**Что сделать**.
1. Ответьте на вопросы по статье о красоте человека в искусстве XVIII века:
(a) На чьих полотнах люди поражают внутренней духовной силой?
(b) Где, по статье, царит женщина XVIII века?
(c) Что, кроме важной и торжественной осанки, абсолютно не в моде?
2. Продолжите статью о красоте человека в искусстве XVIII века с того места, где она заканчивается.

**Статья**.
- - - -

Красота человека в искусстве XVIII века

Кузнецова И.А.

     Переступая порог XVIII века, мы словно сталкиваемся с какой-то новой породой людей – так различны они своим внешним обликом, манерой, поведением от образов, запечатленных художниками предыдущего столетия.
     В искусстве XVII века преобладают яркие, могучие индивидуальности – будь то сам художник или созданные им творения, сохранившие героическое звучание образов Возрождения. Подобно персонажам Шекспира, люди, которых мы видим на полотнах Рембрандта, Рубенса и Пуссена, поражают своей внутренней духовной силой, своей кипучей активностью, своей способностью к страстному переживанию. Все это исчезает в XVIII столетии под нивелирующим воздействием придворно-аристократической культуры.
     Если на портрете любой ученый, полководец или священнослужитель выглядит теперь прежде всего галантным кавалером, то вместо мужественных героев мы видим изящные фигуры, напоминающие балетных актеров. Женщина становится в эту эпоху как бы средоточием всей светской жизни; она царит при дворе, в театре, в салонах, занимается политикой и наукой, является законодательницей в области вкуса и тонких манер. Не случайно поэтому именно женский образ определяет все искусство XVIII века. Этот образ по выраженному в нем типу красоты чрезвычайно далек от царственно величавых женщин Возрождения и от ярких пышнотелых героинь Рубенса, не говоря уже о классическом античном идеале. Правильные черты лица абсолютно не в моде, так же как важная и торжественная осанка. Женщина XVIII века – это хрупкое, грациозное и подвижное создание с пикантным, всегда улыбающимся личиком, живыми глазами и кокетливыми жестами. Будь это Венера за туалетом, пастушка со своими овечками или портрет светской дамы, – перед нами встает все тот же фривольно-изящный образ: одновременно ребячливый и утонченно-обольстительный, то задумчиво-томный, то игриво-вызывающий.

- - - -

**Исходные данные**.
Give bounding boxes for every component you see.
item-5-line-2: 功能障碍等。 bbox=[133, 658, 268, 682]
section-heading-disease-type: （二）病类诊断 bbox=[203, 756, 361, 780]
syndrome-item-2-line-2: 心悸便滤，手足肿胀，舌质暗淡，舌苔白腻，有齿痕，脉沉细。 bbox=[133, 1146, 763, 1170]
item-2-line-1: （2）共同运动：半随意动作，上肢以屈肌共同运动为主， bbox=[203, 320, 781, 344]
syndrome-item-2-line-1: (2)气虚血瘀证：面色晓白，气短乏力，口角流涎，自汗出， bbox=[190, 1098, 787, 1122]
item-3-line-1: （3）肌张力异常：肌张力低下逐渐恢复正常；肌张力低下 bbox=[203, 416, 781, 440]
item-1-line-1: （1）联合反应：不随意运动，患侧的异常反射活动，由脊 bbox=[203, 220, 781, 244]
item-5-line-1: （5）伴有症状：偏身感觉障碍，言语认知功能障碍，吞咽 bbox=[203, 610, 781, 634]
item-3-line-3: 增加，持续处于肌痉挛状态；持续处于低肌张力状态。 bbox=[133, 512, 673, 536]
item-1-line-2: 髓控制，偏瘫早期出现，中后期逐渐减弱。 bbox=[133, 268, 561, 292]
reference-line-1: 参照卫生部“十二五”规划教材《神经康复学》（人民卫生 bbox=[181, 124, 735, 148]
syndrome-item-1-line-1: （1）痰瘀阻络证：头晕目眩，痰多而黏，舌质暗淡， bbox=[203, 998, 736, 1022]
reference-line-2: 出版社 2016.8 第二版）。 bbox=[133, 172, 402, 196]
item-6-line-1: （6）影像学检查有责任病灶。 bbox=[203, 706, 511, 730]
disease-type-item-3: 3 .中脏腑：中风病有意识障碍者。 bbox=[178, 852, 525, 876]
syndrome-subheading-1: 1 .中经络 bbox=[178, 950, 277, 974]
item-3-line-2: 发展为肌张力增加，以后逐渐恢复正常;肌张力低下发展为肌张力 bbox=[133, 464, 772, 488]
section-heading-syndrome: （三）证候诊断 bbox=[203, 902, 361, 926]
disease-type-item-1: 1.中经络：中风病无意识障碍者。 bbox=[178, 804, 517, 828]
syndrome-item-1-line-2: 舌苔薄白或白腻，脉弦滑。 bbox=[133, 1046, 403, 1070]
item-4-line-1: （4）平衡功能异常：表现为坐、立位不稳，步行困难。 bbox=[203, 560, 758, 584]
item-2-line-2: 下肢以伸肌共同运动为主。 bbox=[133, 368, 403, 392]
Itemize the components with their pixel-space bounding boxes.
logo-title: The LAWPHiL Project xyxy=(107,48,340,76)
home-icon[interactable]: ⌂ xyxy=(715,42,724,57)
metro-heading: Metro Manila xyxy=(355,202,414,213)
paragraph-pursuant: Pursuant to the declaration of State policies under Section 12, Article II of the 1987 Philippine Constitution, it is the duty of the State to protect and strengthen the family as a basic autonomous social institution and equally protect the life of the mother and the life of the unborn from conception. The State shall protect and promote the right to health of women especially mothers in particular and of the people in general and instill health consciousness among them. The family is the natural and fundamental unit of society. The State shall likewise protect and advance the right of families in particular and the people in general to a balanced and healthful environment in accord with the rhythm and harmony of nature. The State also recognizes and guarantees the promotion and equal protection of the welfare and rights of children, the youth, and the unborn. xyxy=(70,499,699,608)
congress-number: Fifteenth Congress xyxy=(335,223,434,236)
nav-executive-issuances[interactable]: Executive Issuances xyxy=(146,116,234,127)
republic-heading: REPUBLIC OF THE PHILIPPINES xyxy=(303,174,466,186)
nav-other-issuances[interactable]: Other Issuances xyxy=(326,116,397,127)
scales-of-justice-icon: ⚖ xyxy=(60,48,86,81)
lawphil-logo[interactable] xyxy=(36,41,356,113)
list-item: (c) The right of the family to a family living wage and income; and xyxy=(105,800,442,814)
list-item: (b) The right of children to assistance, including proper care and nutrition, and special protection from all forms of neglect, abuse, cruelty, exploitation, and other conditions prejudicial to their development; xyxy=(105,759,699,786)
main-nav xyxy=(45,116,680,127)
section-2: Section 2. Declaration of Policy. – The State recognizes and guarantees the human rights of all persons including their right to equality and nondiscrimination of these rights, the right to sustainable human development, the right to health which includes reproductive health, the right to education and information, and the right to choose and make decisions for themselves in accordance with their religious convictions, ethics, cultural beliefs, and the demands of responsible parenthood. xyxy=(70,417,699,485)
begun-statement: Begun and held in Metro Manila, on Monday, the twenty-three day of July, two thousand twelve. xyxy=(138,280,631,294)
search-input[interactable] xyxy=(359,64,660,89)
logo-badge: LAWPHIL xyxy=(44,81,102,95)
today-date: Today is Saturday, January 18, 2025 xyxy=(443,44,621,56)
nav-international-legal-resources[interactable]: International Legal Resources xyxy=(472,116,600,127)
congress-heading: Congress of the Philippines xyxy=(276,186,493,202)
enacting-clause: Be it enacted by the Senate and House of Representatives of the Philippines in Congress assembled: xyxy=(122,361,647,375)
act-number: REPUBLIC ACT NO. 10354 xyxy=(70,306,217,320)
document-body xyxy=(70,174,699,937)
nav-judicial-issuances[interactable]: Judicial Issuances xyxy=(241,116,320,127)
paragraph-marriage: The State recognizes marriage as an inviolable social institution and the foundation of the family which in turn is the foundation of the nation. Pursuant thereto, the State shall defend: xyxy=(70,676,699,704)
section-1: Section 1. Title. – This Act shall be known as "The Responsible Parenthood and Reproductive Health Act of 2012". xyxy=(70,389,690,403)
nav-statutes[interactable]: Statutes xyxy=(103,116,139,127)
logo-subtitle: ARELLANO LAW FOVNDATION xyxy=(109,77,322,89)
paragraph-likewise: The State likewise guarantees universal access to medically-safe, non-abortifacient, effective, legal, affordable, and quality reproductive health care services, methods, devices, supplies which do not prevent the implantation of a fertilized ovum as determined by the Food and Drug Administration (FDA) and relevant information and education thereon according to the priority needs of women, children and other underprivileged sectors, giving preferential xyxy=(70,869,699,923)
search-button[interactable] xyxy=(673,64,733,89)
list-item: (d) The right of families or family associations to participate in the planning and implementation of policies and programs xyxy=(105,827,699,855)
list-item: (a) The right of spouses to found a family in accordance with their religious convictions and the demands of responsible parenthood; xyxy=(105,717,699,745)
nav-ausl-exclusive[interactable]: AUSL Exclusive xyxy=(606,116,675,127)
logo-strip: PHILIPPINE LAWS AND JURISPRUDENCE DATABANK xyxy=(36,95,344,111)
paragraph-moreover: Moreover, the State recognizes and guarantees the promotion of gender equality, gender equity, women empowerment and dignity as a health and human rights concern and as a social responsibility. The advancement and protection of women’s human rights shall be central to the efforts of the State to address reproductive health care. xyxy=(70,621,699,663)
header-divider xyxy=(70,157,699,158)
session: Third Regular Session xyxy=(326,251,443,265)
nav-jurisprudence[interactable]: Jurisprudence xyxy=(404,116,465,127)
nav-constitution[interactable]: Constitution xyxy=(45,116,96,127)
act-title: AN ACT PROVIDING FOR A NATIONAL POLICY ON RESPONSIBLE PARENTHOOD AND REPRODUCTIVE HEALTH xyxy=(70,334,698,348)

- - - -

**Ответы**.
1.
(a) На полотнах Рембрандта, Рубенса и Пуссена.
(b) При дворе, в театре и в салонах.
(c) Правильные черты лица.

2.
     Замечательный французский мастер Ватто первым уловил этот новый идеал эпохи, запечатлев его в своих картинах и в бесчисленных рисунках, которые он делал с натуры, чтобы затем перенести в живописные композиции. Как никто до него, Ватто умел схватить подвижную игру физиономии, почти незаметные оттенки чувств, беглый взгляд, скользнувшую и вдруг потухшую улыбку. Мы никогда не увидим в его искусстве ни сильных жестов, ни сильных страстей, у него все – намек, все – обещание, все – игра, порой – грустное воспоминание или мечтательная рассеянность.

     Портрет Мари Фель. Морис Кантен де Латур. 1757 г.

Ватто мог часами набрасывать одну и ту же головку в разных поворотах и наклонах, словно пробуя аккорды на скрипке в поисках желанного настроения. Его рисунок – легкий, нервный, подвижный – как нельзя больше соответствовал характеру его образов, так же как и нежный, чрезвычайно изысканный колорит, строящийся на изящных переливах и сочетаниях изысканных полутонов.
      Новые черты женской красоты, открытые Ватто, стали характерными для всего искусства XVIII века, хотя никто из последующих мастеров не достигал здесь такой поэтичности и такой психологической тонкости, как замечательный мастер «галантных празднеств». В очаровательном портрете танцовщицы Барберины итальянской художницы Розальбы Каррьеры перед нами возникает как бы идеал женщины XVIII века, каким он представлялся в искусстве рококо, со всей его хрупкой прелестью и шаловливой грацией. Легкий наклон как бы танцующей фигурки, талия в рюмочку, лукавые черные, чуть вкось поставленные глаза, крошечный улыбающийся рот, жемчуг и цветы в изящной прическе, пена кружев и переливы голубого шелка в кокетливом наряде – вот Барберина, знаменитая венецианская балерина, которая пленяла всех своих современников и которую суровый солдафон Фридрих Прусский чуть ли не под угрозой войны против Венецианской республики насильно выписал к себе для украшения берлинской сцены.

                                                             Капризница. Фрагмент. Антуан Ватто. 1719 г.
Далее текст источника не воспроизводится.